Check each line of the records below for the string "name", then state how many lines contain it, with no other output.

•••

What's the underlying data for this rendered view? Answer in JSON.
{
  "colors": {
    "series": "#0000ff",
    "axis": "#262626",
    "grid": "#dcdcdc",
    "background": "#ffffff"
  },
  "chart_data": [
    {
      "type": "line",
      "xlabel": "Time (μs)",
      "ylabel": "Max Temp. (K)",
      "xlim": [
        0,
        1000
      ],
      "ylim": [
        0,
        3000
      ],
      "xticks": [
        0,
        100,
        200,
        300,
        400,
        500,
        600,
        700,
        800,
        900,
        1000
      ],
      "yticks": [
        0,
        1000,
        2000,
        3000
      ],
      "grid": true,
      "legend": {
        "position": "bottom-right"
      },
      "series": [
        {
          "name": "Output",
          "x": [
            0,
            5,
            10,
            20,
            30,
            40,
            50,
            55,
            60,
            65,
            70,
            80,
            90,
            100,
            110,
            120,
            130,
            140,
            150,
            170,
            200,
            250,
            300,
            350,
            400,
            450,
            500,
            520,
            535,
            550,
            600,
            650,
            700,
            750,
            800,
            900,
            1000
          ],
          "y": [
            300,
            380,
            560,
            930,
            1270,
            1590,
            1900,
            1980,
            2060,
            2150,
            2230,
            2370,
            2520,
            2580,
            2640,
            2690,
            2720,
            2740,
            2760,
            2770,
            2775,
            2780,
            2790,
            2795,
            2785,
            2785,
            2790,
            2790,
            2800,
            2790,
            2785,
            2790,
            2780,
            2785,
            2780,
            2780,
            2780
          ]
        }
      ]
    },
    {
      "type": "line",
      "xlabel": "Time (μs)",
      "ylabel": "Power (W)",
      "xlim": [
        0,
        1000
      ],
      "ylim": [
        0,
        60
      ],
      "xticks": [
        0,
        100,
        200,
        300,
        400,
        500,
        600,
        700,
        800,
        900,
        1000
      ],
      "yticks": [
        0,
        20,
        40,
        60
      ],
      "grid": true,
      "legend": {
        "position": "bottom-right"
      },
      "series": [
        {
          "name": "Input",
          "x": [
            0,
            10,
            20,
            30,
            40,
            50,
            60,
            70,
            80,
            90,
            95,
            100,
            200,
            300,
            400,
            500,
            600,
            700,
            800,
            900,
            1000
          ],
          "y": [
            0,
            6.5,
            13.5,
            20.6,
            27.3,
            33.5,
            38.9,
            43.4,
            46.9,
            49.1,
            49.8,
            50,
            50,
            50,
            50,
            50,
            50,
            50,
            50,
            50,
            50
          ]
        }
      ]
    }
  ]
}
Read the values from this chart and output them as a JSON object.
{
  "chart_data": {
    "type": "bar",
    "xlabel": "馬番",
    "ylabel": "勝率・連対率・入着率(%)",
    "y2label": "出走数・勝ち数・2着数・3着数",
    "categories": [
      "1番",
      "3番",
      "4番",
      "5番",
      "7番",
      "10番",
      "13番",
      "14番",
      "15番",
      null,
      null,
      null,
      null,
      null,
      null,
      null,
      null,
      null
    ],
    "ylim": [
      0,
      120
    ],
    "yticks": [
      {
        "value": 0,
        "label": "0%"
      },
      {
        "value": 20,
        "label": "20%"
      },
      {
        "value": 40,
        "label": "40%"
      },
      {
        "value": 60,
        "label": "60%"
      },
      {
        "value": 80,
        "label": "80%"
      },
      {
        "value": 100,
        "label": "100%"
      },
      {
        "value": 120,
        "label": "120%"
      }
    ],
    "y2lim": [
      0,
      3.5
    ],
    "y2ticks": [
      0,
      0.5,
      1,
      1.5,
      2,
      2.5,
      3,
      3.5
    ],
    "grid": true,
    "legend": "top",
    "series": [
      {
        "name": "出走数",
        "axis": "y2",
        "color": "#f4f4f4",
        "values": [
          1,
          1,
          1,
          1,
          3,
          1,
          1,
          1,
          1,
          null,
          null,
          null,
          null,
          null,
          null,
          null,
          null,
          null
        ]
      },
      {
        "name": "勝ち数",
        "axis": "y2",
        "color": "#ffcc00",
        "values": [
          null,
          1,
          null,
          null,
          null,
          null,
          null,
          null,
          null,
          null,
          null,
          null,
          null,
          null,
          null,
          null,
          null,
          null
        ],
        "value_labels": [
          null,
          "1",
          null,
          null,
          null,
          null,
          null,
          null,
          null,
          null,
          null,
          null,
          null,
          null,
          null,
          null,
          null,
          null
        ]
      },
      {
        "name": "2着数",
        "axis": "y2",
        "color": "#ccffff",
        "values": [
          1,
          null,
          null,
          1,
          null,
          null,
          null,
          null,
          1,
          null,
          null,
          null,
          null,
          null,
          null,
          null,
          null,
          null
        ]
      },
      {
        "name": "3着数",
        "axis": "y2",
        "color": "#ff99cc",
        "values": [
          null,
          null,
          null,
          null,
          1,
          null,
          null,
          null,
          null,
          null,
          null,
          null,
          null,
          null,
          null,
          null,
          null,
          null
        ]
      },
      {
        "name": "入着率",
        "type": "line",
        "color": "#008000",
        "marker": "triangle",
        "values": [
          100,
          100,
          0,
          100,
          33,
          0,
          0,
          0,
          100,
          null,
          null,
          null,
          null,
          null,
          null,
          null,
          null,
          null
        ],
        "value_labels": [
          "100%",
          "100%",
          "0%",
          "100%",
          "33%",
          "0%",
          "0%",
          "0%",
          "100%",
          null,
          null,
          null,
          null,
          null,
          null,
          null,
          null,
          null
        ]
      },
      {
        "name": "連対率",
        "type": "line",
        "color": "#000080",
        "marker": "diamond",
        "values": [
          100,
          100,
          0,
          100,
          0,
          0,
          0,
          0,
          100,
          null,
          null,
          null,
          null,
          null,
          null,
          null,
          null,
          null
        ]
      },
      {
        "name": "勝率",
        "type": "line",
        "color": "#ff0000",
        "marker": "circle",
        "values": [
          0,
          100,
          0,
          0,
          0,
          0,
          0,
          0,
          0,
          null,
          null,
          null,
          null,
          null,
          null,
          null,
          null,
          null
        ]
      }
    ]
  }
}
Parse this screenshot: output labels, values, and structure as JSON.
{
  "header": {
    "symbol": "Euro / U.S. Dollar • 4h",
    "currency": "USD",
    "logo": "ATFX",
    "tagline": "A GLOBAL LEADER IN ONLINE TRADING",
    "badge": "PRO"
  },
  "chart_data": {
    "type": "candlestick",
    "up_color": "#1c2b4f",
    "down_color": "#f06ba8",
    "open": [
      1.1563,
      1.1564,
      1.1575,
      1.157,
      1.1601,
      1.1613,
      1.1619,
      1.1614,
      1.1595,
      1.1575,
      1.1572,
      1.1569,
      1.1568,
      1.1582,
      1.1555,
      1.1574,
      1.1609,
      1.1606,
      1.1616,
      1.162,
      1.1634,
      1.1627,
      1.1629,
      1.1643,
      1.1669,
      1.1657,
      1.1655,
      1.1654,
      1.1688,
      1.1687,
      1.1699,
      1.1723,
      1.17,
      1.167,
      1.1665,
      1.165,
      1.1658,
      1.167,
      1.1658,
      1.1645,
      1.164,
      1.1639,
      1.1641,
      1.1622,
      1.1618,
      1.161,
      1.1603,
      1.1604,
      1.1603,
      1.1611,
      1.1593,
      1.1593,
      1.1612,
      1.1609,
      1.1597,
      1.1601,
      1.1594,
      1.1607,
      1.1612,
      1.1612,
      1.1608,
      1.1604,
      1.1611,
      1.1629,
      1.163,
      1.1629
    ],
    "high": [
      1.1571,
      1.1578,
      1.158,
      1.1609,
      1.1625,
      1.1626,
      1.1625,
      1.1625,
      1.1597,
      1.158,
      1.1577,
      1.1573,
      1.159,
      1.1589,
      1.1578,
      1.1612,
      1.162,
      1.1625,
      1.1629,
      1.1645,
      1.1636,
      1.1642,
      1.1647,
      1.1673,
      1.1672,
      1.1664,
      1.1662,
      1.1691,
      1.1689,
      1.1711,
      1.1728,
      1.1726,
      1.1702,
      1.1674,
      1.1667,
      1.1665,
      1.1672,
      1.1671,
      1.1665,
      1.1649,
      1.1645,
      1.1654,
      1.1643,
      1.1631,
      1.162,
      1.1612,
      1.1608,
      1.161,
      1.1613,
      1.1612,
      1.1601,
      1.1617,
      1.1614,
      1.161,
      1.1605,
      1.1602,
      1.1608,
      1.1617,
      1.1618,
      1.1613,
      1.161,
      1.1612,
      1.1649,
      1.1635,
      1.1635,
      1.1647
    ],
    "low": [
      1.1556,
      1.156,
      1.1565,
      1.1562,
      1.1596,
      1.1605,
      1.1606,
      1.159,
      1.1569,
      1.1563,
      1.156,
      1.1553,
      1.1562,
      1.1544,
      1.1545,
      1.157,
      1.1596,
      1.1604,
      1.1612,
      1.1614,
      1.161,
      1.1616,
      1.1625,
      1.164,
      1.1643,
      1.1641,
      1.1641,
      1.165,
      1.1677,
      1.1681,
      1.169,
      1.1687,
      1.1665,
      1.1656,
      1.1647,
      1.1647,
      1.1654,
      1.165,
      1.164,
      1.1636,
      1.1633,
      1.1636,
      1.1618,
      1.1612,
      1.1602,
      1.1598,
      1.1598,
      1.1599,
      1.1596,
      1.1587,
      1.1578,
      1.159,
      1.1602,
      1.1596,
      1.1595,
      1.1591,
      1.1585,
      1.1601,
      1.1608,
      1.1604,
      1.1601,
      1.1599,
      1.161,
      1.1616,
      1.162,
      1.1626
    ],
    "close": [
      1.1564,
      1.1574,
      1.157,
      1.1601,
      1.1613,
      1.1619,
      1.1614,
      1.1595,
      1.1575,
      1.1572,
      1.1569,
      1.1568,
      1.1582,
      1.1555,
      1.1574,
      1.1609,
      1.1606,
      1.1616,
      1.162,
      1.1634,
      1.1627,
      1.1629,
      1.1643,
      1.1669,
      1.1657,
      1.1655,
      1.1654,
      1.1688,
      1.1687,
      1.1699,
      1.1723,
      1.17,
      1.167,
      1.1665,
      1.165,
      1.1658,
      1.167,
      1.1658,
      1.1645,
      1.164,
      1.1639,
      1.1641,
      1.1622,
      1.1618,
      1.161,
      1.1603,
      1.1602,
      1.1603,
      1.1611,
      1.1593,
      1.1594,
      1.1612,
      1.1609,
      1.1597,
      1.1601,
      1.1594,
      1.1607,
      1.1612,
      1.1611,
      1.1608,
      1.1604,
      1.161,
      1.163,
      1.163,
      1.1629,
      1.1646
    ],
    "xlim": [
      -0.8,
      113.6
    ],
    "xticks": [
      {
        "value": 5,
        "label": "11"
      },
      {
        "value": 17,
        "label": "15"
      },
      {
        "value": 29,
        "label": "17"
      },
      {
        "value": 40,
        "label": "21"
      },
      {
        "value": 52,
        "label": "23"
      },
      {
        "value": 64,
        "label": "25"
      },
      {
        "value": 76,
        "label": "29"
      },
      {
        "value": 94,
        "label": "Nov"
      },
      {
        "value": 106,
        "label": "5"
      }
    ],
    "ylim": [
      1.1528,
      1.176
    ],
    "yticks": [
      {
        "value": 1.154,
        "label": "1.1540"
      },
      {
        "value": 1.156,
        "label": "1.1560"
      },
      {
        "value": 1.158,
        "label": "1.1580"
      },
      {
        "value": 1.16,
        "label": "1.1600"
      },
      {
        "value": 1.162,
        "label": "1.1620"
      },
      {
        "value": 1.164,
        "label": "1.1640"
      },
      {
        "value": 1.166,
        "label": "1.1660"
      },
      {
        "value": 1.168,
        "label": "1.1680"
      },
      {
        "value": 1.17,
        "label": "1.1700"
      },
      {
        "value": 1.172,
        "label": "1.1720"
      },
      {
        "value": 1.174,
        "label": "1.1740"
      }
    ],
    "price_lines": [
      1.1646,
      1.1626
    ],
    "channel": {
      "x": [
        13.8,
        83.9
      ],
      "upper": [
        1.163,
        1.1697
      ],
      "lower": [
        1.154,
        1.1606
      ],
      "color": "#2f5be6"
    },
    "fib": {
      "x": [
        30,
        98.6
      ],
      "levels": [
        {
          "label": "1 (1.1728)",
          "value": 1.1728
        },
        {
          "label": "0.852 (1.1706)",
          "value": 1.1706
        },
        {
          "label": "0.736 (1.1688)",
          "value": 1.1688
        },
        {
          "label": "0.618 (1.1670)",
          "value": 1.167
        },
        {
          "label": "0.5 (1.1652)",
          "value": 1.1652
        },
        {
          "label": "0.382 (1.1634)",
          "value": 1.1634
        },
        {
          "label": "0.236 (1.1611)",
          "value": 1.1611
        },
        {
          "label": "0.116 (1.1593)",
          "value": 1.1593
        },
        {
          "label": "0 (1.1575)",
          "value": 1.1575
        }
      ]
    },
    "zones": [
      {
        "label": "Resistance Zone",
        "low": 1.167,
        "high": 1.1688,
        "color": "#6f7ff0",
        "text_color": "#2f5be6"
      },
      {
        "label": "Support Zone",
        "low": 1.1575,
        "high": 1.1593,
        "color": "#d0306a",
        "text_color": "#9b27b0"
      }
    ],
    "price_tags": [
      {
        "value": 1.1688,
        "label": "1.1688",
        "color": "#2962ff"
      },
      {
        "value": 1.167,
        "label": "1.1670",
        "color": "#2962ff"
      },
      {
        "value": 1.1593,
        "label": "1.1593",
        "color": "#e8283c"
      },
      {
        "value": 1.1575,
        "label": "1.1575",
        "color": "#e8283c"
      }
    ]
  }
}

•••

_Expected answer_:
9